▶ Input data
________

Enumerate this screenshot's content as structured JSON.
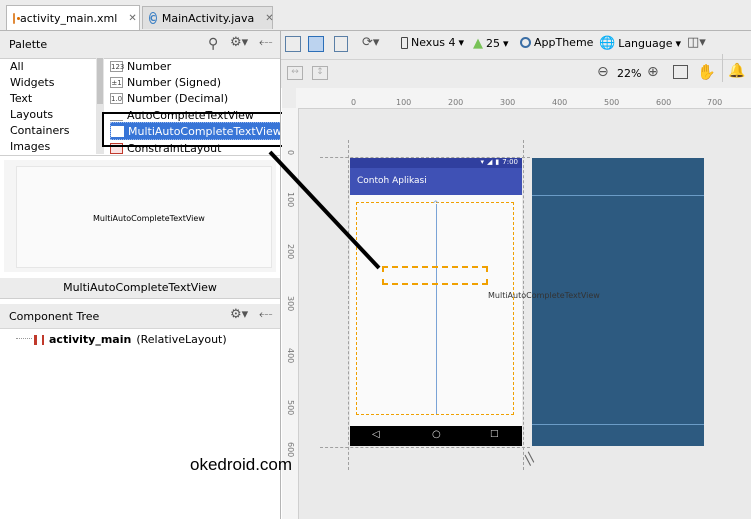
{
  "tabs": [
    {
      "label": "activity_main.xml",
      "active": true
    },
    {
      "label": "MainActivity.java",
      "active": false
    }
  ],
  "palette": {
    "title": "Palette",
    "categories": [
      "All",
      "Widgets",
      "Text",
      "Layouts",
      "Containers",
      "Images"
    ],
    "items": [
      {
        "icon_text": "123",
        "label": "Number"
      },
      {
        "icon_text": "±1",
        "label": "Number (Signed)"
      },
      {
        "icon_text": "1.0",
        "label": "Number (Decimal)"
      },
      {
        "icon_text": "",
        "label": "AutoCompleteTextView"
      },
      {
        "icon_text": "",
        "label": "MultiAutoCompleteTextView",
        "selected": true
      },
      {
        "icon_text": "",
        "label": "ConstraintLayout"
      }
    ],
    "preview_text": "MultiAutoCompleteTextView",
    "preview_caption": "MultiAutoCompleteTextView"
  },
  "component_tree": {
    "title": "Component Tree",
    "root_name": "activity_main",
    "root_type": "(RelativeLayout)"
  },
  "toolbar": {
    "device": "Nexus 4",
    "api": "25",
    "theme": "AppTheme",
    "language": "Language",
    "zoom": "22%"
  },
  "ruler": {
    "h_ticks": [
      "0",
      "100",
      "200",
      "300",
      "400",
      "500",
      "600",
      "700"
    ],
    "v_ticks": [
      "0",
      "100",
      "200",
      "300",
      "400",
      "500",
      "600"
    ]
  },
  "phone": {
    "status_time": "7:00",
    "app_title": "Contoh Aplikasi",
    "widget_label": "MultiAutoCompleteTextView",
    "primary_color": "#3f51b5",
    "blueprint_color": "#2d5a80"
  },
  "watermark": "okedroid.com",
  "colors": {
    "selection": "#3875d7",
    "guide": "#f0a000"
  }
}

________

▶ Task goal
Without the pictures, write out every entry precisely as it appears.

▶ Exercise response
Enumerate this screenshot's content as structured JSON.
{
  "tabs": [
    {
      "label": "activity_main.xml",
      "active": true
    },
    {
      "label": "MainActivity.java",
      "active": false
    }
  ],
  "palette": {
    "title": "Palette",
    "categories": [
      "All",
      "Widgets",
      "Text",
      "Layouts",
      "Containers",
      "Images"
    ],
    "items": [
      {
        "icon_text": "123",
        "label": "Number"
      },
      {
        "icon_text": "±1",
        "label": "Number (Signed)"
      },
      {
        "icon_text": "1.0",
        "label": "Number (Decimal)"
      },
      {
        "icon_text": "",
        "label": "AutoCompleteTextView"
      },
      {
        "icon_text": "",
        "label": "MultiAutoCompleteTextView",
        "selected": true
      },
      {
        "icon_text": "",
        "label": "ConstraintLayout"
      }
    ],
    "preview_text": "MultiAutoCompleteTextView",
    "preview_caption": "MultiAutoCompleteTextView"
  },
  "component_tree": {
    "title": "Component Tree",
    "root_name": "activity_main",
    "root_type": "(RelativeLayout)"
  },
  "toolbar": {
    "device": "Nexus 4",
    "api": "25",
    "theme": "AppTheme",
    "language": "Language",
    "zoom": "22%"
  },
  "ruler": {
    "h_ticks": [
      "0",
      "100",
      "200",
      "300",
      "400",
      "500",
      "600",
      "700"
    ],
    "v_ticks": [
      "0",
      "100",
      "200",
      "300",
      "400",
      "500",
      "600"
    ]
  },
  "phone": {
    "status_time": "7:00",
    "app_title": "Contoh Aplikasi",
    "widget_label": "MultiAutoCompleteTextView",
    "primary_color": "#3f51b5",
    "blueprint_color": "#2d5a80"
  },
  "watermark": "okedroid.com",
  "colors": {
    "selection": "#3875d7",
    "guide": "#f0a000"
  }
}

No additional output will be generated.